* [What the task requires]
Copy the rows below word for word, from the first row through the row holding "bar xyxy=(117,409,128,428)", inclusive.

[Start]

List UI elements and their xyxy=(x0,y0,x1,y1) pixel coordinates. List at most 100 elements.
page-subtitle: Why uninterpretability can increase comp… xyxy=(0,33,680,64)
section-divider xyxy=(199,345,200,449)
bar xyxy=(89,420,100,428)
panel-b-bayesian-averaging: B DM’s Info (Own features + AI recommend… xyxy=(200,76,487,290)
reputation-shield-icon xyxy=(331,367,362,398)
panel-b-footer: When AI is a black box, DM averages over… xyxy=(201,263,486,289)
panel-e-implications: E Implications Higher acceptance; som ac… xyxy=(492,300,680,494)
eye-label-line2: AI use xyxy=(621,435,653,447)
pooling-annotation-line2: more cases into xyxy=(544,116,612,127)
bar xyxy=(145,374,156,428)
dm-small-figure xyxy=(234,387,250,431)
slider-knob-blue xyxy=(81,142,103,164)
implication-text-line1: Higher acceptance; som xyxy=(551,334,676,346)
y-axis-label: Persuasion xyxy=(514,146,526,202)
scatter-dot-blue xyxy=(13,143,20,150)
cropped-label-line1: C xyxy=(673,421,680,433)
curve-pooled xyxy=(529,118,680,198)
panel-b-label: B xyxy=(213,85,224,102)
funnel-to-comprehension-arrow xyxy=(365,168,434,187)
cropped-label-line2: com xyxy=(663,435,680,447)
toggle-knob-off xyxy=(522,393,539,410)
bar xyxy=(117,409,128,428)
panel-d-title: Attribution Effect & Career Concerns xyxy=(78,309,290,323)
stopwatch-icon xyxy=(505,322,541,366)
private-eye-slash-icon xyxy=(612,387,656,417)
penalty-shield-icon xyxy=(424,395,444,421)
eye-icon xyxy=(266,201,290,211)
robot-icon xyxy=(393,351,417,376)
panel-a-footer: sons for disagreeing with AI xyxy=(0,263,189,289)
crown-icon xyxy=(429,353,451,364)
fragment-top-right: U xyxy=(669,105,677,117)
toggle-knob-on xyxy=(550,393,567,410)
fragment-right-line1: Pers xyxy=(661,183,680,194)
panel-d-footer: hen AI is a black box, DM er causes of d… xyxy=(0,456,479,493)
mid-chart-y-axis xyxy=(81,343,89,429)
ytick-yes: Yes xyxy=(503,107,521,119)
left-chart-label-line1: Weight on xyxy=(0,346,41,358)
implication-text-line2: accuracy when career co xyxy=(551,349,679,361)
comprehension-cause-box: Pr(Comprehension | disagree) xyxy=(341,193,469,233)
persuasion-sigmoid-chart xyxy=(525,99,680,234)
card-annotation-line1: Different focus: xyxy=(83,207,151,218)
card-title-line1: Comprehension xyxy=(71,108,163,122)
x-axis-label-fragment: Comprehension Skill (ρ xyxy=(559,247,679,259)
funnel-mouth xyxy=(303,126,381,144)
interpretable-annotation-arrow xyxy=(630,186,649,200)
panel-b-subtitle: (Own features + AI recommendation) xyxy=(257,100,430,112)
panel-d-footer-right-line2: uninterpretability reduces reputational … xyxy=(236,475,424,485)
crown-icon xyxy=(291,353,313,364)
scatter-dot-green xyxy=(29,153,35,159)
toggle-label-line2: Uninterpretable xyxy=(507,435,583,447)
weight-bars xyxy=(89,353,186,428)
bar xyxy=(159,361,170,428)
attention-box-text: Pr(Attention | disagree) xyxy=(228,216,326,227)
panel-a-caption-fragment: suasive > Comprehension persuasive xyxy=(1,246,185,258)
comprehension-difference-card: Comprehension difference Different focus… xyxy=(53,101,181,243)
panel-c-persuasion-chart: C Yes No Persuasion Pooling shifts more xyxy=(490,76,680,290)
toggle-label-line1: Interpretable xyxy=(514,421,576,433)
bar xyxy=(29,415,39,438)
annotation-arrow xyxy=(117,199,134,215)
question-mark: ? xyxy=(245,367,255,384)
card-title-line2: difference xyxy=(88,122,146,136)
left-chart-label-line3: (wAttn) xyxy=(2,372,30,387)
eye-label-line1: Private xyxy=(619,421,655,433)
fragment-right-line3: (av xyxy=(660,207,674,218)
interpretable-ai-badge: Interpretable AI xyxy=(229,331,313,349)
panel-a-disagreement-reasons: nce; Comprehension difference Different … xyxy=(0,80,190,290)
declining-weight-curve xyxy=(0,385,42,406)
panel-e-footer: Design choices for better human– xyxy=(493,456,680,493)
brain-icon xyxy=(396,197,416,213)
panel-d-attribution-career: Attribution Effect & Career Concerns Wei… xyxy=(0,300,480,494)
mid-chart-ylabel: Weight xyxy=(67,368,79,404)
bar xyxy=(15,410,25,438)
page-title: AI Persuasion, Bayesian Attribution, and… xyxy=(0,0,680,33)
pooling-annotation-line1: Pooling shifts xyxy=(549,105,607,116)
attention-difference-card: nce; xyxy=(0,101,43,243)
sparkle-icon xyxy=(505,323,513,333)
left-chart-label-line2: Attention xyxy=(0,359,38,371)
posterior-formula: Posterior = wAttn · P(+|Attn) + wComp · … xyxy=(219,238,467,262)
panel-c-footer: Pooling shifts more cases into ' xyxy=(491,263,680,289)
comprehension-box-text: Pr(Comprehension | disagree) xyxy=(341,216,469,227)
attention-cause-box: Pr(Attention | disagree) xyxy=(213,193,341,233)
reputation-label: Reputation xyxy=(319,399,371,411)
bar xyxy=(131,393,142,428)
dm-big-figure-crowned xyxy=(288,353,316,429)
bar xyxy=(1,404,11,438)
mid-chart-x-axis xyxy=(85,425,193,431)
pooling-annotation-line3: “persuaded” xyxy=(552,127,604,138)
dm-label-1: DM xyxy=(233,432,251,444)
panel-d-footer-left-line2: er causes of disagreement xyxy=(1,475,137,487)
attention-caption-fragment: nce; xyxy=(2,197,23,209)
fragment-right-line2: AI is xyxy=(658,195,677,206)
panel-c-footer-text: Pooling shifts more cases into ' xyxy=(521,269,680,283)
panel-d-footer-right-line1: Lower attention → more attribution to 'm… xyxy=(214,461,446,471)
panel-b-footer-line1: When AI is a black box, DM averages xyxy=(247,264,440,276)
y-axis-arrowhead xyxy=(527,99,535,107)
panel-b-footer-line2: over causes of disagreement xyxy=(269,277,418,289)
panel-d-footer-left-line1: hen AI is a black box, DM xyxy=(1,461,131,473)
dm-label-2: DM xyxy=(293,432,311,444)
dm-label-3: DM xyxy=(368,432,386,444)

[End]

* [Answer to this task]
List UI elements and their xyxy=(x0,y0,x1,y1) pixel coordinates. List at most 100 elements.
page-subtitle: Why uninterpretability can increase comp… xyxy=(0,33,680,64)
section-divider xyxy=(199,345,200,449)
bar xyxy=(89,420,100,428)
panel-b-bayesian-averaging: B DM’s Info (Own features + AI recommend… xyxy=(200,76,487,290)
reputation-shield-icon xyxy=(331,367,362,398)
panel-b-footer: When AI is a black box, DM averages over… xyxy=(201,263,486,289)
panel-e-implications: E Implications Higher acceptance; som ac… xyxy=(492,300,680,494)
eye-label-line2: AI use xyxy=(621,435,653,447)
pooling-annotation-line2: more cases into xyxy=(544,116,612,127)
bar xyxy=(145,374,156,428)
dm-small-figure xyxy=(234,387,250,431)
slider-knob-blue xyxy=(81,142,103,164)
implication-text-line1: Higher acceptance; som xyxy=(551,334,676,346)
y-axis-label: Persuasion xyxy=(514,146,526,202)
scatter-dot-blue xyxy=(13,143,20,150)
cropped-label-line1: C xyxy=(673,421,680,433)
curve-pooled xyxy=(529,118,680,198)
panel-b-label: B xyxy=(213,85,224,102)
funnel-to-comprehension-arrow xyxy=(365,168,434,187)
cropped-label-line2: com xyxy=(663,435,680,447)
toggle-knob-off xyxy=(522,393,539,410)
bar xyxy=(117,409,128,428)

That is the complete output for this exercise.